— WHAT IS EXPECTED —
Quote, verbatim, all material below, without pictures.

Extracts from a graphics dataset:

━━━━━━━━

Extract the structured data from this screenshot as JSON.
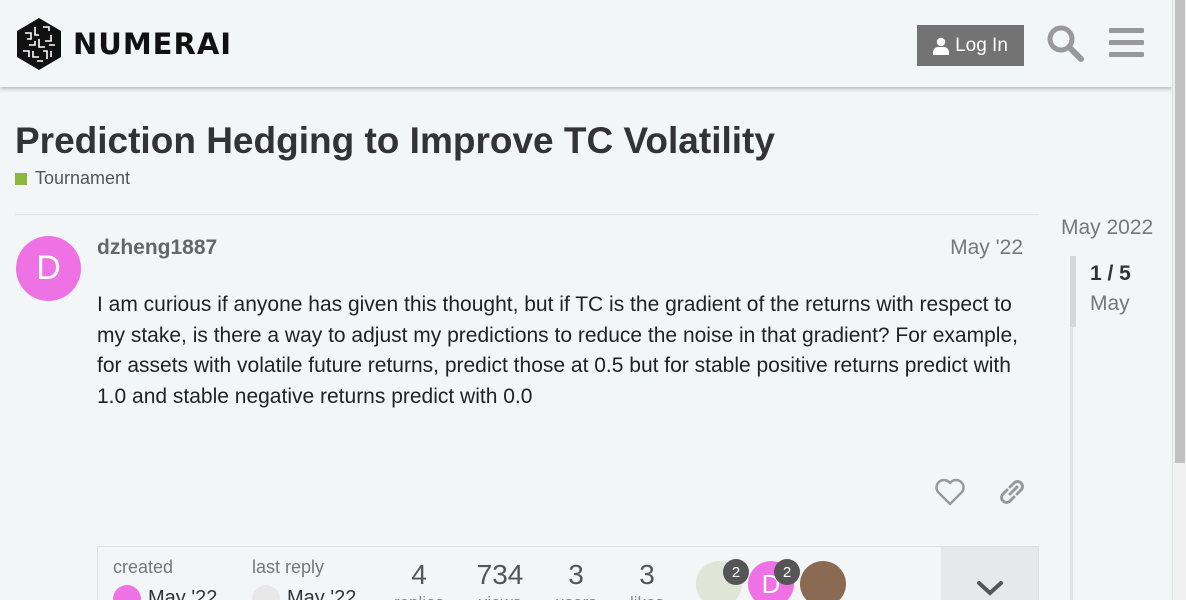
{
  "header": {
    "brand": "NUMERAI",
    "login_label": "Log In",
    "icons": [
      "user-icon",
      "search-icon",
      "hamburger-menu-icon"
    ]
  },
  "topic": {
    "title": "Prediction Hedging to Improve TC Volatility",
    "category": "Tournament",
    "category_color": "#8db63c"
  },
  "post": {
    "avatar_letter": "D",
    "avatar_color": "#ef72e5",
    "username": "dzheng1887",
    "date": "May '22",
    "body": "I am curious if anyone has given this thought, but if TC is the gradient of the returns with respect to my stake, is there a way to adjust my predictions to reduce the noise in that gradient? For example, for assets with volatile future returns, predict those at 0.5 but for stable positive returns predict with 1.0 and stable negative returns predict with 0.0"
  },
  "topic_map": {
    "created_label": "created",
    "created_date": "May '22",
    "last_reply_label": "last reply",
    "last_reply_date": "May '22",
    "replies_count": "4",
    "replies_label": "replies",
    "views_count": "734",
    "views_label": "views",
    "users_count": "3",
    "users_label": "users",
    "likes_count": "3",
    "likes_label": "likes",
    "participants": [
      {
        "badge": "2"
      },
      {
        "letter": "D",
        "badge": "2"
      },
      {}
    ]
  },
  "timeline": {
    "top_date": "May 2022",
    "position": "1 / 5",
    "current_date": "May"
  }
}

━━━━━━━━

— SOLVED EXERCISE —
Extract the structured data from this screenshot as JSON.
{
  "header": {
    "brand": "NUMERAI",
    "login_label": "Log In",
    "icons": [
      "user-icon",
      "search-icon",
      "hamburger-menu-icon"
    ]
  },
  "topic": {
    "title": "Prediction Hedging to Improve TC Volatility",
    "category": "Tournament",
    "category_color": "#8db63c"
  },
  "post": {
    "avatar_letter": "D",
    "avatar_color": "#ef72e5",
    "username": "dzheng1887",
    "date": "May '22",
    "body": "I am curious if anyone has given this thought, but if TC is the gradient of the returns with respect to my stake, is there a way to adjust my predictions to reduce the noise in that gradient? For example, for assets with volatile future returns, predict those at 0.5 but for stable positive returns predict with 1.0 and stable negative returns predict with 0.0"
  },
  "topic_map": {
    "created_label": "created",
    "created_date": "May '22",
    "last_reply_label": "last reply",
    "last_reply_date": "May '22",
    "replies_count": "4",
    "replies_label": "replies",
    "views_count": "734",
    "views_label": "views",
    "users_count": "3",
    "users_label": "users",
    "likes_count": "3",
    "likes_label": "likes",
    "participants": [
      {
        "badge": "2"
      },
      {
        "letter": "D",
        "badge": "2"
      },
      {}
    ]
  },
  "timeline": {
    "top_date": "May 2022",
    "position": "1 / 5",
    "current_date": "May"
  }
}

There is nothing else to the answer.